-- begin Record set --

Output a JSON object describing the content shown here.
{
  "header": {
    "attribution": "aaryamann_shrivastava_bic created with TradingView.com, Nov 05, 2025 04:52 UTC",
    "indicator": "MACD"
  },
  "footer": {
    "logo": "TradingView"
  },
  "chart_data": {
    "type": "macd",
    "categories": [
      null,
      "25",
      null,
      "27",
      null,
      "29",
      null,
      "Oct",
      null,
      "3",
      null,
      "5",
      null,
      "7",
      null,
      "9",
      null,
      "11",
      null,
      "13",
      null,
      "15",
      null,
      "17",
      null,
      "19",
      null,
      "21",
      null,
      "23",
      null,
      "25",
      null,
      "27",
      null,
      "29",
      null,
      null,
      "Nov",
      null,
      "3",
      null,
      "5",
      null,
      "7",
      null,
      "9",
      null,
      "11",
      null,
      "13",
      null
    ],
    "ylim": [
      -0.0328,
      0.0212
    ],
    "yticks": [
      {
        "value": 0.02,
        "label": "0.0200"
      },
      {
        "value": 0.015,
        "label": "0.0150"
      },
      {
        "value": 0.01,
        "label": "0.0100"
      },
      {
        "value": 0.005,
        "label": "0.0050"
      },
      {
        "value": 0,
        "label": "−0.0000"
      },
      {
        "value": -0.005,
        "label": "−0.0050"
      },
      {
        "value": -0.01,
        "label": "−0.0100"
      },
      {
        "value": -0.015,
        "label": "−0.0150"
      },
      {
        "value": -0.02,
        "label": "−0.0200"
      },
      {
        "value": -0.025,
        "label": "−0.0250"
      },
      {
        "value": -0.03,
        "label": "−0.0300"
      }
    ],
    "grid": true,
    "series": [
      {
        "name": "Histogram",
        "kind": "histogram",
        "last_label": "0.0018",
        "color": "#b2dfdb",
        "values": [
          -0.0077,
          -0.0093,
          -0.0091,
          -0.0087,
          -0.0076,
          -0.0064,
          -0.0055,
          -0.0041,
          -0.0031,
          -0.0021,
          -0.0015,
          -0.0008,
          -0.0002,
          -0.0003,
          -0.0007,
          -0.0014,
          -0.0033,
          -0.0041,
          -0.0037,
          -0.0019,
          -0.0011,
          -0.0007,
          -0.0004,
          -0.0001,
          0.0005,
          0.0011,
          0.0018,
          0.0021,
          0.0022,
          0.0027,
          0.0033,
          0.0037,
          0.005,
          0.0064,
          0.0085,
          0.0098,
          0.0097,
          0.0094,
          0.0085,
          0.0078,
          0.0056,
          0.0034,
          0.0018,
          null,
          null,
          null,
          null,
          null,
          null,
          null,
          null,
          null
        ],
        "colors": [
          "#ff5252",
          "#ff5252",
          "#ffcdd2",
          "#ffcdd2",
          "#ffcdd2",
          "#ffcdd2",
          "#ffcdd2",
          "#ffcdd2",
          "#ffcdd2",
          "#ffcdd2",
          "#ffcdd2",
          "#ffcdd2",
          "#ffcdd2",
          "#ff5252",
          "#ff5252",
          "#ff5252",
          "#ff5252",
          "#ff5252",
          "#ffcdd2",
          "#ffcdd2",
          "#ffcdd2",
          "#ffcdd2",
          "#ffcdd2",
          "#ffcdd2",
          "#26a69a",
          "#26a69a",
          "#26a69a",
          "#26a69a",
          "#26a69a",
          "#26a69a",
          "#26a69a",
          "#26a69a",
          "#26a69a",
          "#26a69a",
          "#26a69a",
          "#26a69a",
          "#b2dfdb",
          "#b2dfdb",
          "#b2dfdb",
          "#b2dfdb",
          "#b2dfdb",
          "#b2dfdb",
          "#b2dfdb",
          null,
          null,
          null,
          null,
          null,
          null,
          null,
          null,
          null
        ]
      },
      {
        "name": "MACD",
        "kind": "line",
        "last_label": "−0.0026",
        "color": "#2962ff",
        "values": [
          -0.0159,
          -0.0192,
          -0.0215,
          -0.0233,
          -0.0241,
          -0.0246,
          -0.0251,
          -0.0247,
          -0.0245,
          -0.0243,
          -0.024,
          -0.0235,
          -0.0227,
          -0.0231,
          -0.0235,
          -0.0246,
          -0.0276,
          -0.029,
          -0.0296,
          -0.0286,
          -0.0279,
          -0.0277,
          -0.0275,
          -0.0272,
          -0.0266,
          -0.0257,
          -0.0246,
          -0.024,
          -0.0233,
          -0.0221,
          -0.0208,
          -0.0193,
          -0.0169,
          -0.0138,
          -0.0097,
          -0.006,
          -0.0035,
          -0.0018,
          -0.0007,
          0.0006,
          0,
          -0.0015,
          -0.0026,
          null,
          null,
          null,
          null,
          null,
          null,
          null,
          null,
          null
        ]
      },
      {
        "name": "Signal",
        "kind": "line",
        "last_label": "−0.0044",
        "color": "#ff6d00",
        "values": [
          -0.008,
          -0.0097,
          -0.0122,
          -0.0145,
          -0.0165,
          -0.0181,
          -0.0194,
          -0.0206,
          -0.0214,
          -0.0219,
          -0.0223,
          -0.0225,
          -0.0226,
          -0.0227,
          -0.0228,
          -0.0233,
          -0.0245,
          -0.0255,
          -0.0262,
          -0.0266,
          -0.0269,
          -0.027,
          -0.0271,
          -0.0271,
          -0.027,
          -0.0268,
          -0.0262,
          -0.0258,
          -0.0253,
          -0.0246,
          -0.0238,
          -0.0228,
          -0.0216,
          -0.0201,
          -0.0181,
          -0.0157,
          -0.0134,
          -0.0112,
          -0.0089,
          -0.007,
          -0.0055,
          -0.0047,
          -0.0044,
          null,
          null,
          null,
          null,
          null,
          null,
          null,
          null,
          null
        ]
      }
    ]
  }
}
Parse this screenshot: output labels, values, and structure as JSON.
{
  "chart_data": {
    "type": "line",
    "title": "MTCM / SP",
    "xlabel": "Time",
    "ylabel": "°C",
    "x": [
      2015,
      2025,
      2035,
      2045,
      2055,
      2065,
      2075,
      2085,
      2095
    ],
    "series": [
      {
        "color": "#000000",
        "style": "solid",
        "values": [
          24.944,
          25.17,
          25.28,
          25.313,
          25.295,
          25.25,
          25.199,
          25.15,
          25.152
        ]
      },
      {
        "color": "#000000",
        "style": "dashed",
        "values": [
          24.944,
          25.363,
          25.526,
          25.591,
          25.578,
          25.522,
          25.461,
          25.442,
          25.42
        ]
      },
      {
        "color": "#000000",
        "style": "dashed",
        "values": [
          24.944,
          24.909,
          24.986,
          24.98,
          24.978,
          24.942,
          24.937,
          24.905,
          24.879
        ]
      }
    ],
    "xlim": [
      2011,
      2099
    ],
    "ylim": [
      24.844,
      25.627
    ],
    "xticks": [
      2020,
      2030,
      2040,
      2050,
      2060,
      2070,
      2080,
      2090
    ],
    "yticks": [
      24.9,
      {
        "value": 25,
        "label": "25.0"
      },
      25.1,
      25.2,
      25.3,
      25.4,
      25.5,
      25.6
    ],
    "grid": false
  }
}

-- end Record set --

[To be done] Write the data back out verbatim.

[Answer to the problem]
Output a JSON object describing the content shown here.
{
  "header": {
    "attribution": "aaryamann_shrivastava_bic created with TradingView.com, Nov 05, 2025 04:52 UTC",
    "indicator": "MACD"
  },
  "footer": {
    "logo": "TradingView"
  },
  "chart_data": {
    "type": "macd",
    "categories": [
      null,
      "25",
      null,
      "27",
      null,
      "29",
      null,
      "Oct",
      null,
      "3",
      null,
      "5",
      null,
      "7",
      null,
      "9",
      null,
      "11",
      null,
      "13",
      null,
      "15",
      null,
      "17",
      null,
      "19",
      null,
      "21",
      null,
      "23",
      null,
      "25",
      null,
      "27",
      null,
      "29",
      null,
      null,
      "Nov",
      null,
      "3",
      null,
      "5",
      null,
      "7",
      null,
      "9",
      null,
      "11",
      null,
      "13",
      null
    ],
    "ylim": [
      -0.0328,
      0.0212
    ],
    "yticks": [
      {
        "value": 0.02,
        "label": "0.0200"
      },
      {
        "value": 0.015,
        "label": "0.0150"
      },
      {
        "value": 0.01,
        "label": "0.0100"
      },
      {
        "value": 0.005,
        "label": "0.0050"
      },
      {
        "value": 0,
        "label": "−0.0000"
      },
      {
        "value": -0.005,
        "label": "−0.0050"
      },
      {
        "value": -0.01,
        "label": "−0.0100"
      },
      {
        "value": -0.015,
        "label": "−0.0150"
      },
      {
        "value": -0.02,
        "label": "−0.0200"
      },
      {
        "value": -0.025,
        "label": "−0.0250"
      },
      {
        "value": -0.03,
        "label": "−0.0300"
      }
    ],
    "grid": true,
    "series": [
      {
        "name": "Histogram",
        "kind": "histogram",
        "last_label": "0.0018",
        "color": "#b2dfdb",
        "values": [
          -0.0077,
          -0.0093,
          -0.0091,
          -0.0087,
          -0.0076,
          -0.0064,
          -0.0055,
          -0.0041,
          -0.0031,
          -0.0021,
          -0.0015,
          -0.0008,
          -0.0002,
          -0.0003,
          -0.0007,
          -0.0014,
          -0.0033,
          -0.0041,
          -0.0037,
          -0.0019,
          -0.0011,
          -0.0007,
          -0.0004,
          -0.0001,
          0.0005,
          0.0011,
          0.0018,
          0.0021,
          0.0022,
          0.0027,
          0.0033,
          0.0037,
          0.005,
          0.0064,
          0.0085,
          0.0098,
          0.0097,
          0.0094,
          0.0085,
          0.0078,
          0.0056,
          0.0034,
          0.0018,
          null,
          null,
          null,
          null,
          null,
          null,
          null,
          null,
          null
        ],
        "colors": [
          "#ff5252",
          "#ff5252",
          "#ffcdd2",
          "#ffcdd2",
          "#ffcdd2",
          "#ffcdd2",
          "#ffcdd2",
          "#ffcdd2",
          "#ffcdd2",
          "#ffcdd2",
          "#ffcdd2",
          "#ffcdd2",
          "#ffcdd2",
          "#ff5252",
          "#ff5252",
          "#ff5252",
          "#ff5252",
          "#ff5252",
          "#ffcdd2",
          "#ffcdd2",
          "#ffcdd2",
          "#ffcdd2",
          "#ffcdd2",
          "#ffcdd2",
          "#26a69a",
          "#26a69a",
          "#26a69a",
          "#26a69a",
          "#26a69a",
          "#26a69a",
          "#26a69a",
          "#26a69a",
          "#26a69a",
          "#26a69a",
          "#26a69a",
          "#26a69a",
          "#b2dfdb",
          "#b2dfdb",
          "#b2dfdb",
          "#b2dfdb",
          "#b2dfdb",
          "#b2dfdb",
          "#b2dfdb",
          null,
          null,
          null,
          null,
          null,
          null,
          null,
          null,
          null
        ]
      },
      {
        "name": "MACD",
        "kind": "line",
        "last_label": "−0.0026",
        "color": "#2962ff",
        "values": [
          -0.0159,
          -0.0192,
          -0.0215,
          -0.0233,
          -0.0241,
          -0.0246,
          -0.0251,
          -0.0247,
          -0.0245,
          -0.0243,
          -0.024,
          -0.0235,
          -0.0227,
          -0.0231,
          -0.0235,
          -0.0246,
          -0.0276,
          -0.029,
          -0.0296,
          -0.0286,
          -0.0279,
          -0.0277,
          -0.0275,
          -0.0272,
          -0.0266,
          -0.0257,
          -0.0246,
          -0.024,
          -0.0233,
          -0.0221,
          -0.0208,
          -0.0193,
          -0.0169,
          -0.0138,
          -0.0097,
          -0.006,
          -0.0035,
          -0.0018,
          -0.0007,
          0.0006,
          0,
          -0.0015,
          -0.0026,
          null,
          null,
          null,
          null,
          null,
          null,
          null,
          null,
          null
        ]
      },
      {
        "name": "Signal",
        "kind": "line",
        "last_label": "−0.0044",
        "color": "#ff6d00",
        "values": [
          -0.008,
          -0.0097,
          -0.0122,
          -0.0145,
          -0.0165,
          -0.0181,
          -0.0194,
          -0.0206,
          -0.0214,
          -0.0219,
          -0.0223,
          -0.0225,
          -0.0226,
          -0.0227,
          -0.0228,
          -0.0233,
          -0.0245,
          -0.0255,
          -0.0262,
          -0.0266,
          -0.0269,
          -0.027,
          -0.0271,
          -0.0271,
          -0.027,
          -0.0268,
          -0.0262,
          -0.0258,
          -0.0253,
          -0.0246,
          -0.0238,
          -0.0228,
          -0.0216,
          -0.0201,
          -0.0181,
          -0.0157,
          -0.0134,
          -0.0112,
          -0.0089,
          -0.007,
          -0.0055,
          -0.0047,
          -0.0044,
          null,
          null,
          null,
          null,
          null,
          null,
          null,
          null,
          null
        ]
      }
    ]
  }
}
Parse this screenshot: output labels, values, and structure as JSON.
{
  "chart_data": {
    "type": "line",
    "title": "MTCM / SP",
    "xlabel": "Time",
    "ylabel": "°C",
    "x": [
      2015,
      2025,
      2035,
      2045,
      2055,
      2065,
      2075,
      2085,
      2095
    ],
    "series": [
      {
        "color": "#000000",
        "style": "solid",
        "values": [
          24.944,
          25.17,
          25.28,
          25.313,
          25.295,
          25.25,
          25.199,
          25.15,
          25.152
        ]
      },
      {
        "color": "#000000",
        "style": "dashed",
        "values": [
          24.944,
          25.363,
          25.526,
          25.591,
          25.578,
          25.522,
          25.461,
          25.442,
          25.42
        ]
      },
      {
        "color": "#000000",
        "style": "dashed",
        "values": [
          24.944,
          24.909,
          24.986,
          24.98,
          24.978,
          24.942,
          24.937,
          24.905,
          24.879
        ]
      }
    ],
    "xlim": [
      2011,
      2099
    ],
    "ylim": [
      24.844,
      25.627
    ],
    "xticks": [
      2020,
      2030,
      2040,
      2050,
      2060,
      2070,
      2080,
      2090
    ],
    "yticks": [
      24.9,
      {
        "value": 25,
        "label": "25.0"
      },
      25.1,
      25.2,
      25.3,
      25.4,
      25.5,
      25.6
    ],
    "grid": false
  }
}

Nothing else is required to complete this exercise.